## TASK 1
From the bear-hunting thread, extract everything from "## Killer Kyle (Sep 23, 2014)" down to "rewarding that way!".
## TASK 2
Answer these questions from the bear-hunting thread:
(a) How many bear does the first poster usually see in the first week of season?
(b) On what date did trepej2 shoot a first bear at Cohutta?
(c) How far did Killer Kyle's bear run after the shot?

## EXCERPTED TEXT
━━━━━━
Have been hunting since opening day and have put alot of miles in. Have not found many trees climbed and the ones I did find were at least a month old. Acorns everywhere and very little bear sign or deer sign. I think they are not moving very far and I sat beside my favorite Ivy thicket two days with no sightings of bear or deer, but I could here acorns falling deep inside of thicket. No fresh bear scat anywhere I have been and haven't seen any bear at all. Usually see 10-12 bear every year in the first week of season. I am finished hunting for them this year and am wishing my illinois trip would hurry up and get here.


----------



## Etoncathunter (Sep 20, 2014)

Spent this evening on Cohutta, didn't see anything, but did hear something big take off spooked by some horse riders. I'm gonna have to take a hard hat next time though. There are some HUGE acorn falling like hail stones all over the place. I got nail in the head twice.


----------



## trepej2 (Sep 21, 2014)

I shot my first bear at cohutta this past Monday on 9-15-14


----------



## Hammer Spank (Sep 21, 2014)

congrats!

Me and a buddy left bear camp on friday afternoon and headed to a buddy's property in northeast ga.  Saw a ton of deer and I'm so glad we made the decision to do that.  Killed one with my black widow on saturday am.  Saw deer on every sit.


----------



## Hammer Spank (Sep 21, 2014)

Also, found enough pigs to fill up a tractor trailer but am not hiking in four miles to shoot a dopey old pig.


----------



## guesswho (Sep 22, 2014)

Five guys in camp (Cohutta) for 4 days worth of hunting, and only saw scat near oaks.  No bears were seen and only a couple of trees were climbed.  Several miles of hiking were done and the most sign was in the creek bottoms with the rodo as already stated above.  I guess I'll have to try again next year.  A couple of deer were seen and a hog, but not shots were available on them.


----------



## Killer Kyle (Sep 23, 2014)

I killed a nice bear today in the NF in Rabun County. It was on a ridge top with lots of white oaks dropping. 9 yard shot. Bear ran 30 yards and piled up. I'll post about it tomorrow. Last weekend I tried to draw on a bear on Chattahoochee, and it busted me. Same situation. Ridge top with white oaks. They are spread out, but they are still there, as usual. You just have to put in the boot leather and find them. Hide and go seek. Its more rewarding that way!


----------



## robert carter (Sep 23, 2014)

Congrats Kyle. I went through Rabun county last week. Beautiful country.RC


----------



## CornStalker (Sep 23, 2014)

Kyle, well done! Nice to know a few of you have harvested a bear.

I'm with you guys, I'm probably going to end my bear season early this year. Although, I have thought about giving Rich Mountain a go next weekend. Has anyone hunted that WMA this year?


----------



## bighits4421 (Sep 24, 2014)

I am going this weekend with 2 buddies and we will do a little looking around too. I'll post what we find. I didn't know they would let you shoot a hog out there.


----------



## Killer Kyle (Sep 26, 2014)

bighits4421 said:


> I am going this weekend with 2 buddies and we will do a little looking around too. I'll post what we find. I didn't know they would let you shoot a hog out there.



You can kill a hog on any public hunting land with whatever weapon is in season. No closed season, no bag limit on hogs. Kill every single one that you can, every single chance you get.


----------
━━━━━━
## Annotated element entries
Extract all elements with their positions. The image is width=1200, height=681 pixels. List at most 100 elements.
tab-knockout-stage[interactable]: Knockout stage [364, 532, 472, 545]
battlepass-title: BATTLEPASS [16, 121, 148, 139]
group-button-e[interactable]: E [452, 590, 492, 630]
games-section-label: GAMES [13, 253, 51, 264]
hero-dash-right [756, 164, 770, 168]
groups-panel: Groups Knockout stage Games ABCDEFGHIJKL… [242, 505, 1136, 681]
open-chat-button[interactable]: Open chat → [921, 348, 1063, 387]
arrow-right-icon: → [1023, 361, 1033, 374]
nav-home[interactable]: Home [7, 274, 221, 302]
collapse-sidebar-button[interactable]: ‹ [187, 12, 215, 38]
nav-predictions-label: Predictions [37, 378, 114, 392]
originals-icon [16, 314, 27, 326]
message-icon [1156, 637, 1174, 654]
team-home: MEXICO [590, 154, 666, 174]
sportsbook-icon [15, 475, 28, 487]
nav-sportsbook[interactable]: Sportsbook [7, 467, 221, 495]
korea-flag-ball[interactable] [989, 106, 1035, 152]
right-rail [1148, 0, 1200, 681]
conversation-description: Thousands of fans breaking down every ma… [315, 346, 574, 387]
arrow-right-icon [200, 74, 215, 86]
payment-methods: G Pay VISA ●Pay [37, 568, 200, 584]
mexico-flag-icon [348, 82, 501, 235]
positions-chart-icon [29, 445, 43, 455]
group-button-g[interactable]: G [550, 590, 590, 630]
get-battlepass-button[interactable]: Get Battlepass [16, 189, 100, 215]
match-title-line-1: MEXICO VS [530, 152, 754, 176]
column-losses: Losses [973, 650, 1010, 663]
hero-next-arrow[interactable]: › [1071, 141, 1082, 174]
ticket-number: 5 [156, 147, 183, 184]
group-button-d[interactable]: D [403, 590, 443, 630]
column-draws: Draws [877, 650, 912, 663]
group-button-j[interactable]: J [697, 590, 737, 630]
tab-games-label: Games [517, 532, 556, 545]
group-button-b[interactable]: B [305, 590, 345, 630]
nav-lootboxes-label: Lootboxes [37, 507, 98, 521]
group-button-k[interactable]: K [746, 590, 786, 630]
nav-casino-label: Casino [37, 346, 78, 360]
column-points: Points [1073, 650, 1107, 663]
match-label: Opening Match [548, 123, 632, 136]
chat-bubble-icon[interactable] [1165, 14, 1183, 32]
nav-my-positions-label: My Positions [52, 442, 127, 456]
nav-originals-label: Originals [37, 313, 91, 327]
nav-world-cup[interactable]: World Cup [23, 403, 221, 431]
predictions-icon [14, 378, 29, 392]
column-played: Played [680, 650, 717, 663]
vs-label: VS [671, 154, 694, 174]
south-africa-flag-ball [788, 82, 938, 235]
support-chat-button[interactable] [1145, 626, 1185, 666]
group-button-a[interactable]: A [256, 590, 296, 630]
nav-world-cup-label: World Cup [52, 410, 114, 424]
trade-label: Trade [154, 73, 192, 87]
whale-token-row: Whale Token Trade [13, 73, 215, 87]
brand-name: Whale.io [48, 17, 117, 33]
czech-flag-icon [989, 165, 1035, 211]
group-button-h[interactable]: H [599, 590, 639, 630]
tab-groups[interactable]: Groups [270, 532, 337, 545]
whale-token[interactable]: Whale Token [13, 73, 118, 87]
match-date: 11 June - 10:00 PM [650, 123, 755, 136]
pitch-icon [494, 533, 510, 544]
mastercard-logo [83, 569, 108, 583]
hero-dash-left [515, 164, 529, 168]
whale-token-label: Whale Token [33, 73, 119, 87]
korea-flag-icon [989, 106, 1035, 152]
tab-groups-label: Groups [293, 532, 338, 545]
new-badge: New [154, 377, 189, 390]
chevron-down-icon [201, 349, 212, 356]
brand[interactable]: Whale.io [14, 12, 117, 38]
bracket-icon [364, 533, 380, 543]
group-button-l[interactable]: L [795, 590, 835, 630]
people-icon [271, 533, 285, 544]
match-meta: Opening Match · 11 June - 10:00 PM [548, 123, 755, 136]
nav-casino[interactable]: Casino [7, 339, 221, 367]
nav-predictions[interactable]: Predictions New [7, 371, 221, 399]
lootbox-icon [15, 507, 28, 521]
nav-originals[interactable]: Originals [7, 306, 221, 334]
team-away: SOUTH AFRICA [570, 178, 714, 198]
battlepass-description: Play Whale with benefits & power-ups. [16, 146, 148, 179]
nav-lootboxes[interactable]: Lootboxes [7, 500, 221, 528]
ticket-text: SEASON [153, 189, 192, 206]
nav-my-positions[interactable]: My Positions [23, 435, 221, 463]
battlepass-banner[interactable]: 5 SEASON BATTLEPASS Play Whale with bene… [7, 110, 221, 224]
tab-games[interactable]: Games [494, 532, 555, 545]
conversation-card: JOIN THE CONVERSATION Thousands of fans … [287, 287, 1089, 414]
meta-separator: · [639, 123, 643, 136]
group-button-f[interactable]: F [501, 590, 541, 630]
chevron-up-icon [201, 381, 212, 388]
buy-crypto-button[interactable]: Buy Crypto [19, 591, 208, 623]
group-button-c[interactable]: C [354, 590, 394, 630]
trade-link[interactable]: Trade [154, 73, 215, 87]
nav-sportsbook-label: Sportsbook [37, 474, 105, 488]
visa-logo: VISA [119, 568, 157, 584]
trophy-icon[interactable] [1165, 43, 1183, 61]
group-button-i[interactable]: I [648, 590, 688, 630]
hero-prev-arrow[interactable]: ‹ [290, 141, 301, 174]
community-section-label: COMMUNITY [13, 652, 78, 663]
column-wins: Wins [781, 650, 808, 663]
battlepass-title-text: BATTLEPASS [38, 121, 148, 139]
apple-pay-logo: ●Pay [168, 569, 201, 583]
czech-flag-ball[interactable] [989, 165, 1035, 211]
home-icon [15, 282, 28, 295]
━━━━━━
## FINISHED ANSWER 1
## Killer Kyle (Sep 23, 2014)

I killed a nice bear today in the NF in Rabun County. It was on a ridge top with lots of white oaks dropping. 9 yard shot. Bear ran 30 yards and piled up. I'll post about it tomorrow. Last weekend I tried to draw on a bear on Chattahoochee, and it busted me. Same situation. Ridge top with white oaks. They are spread out, but they are still there, as usual. You just have to put in the boot leather and find them. Hide and go seek. Its more rewarding that way!

## FINISHED ANSWER 2
(a) 10-12 bear
(b) 9-15-14
(c) 30 yards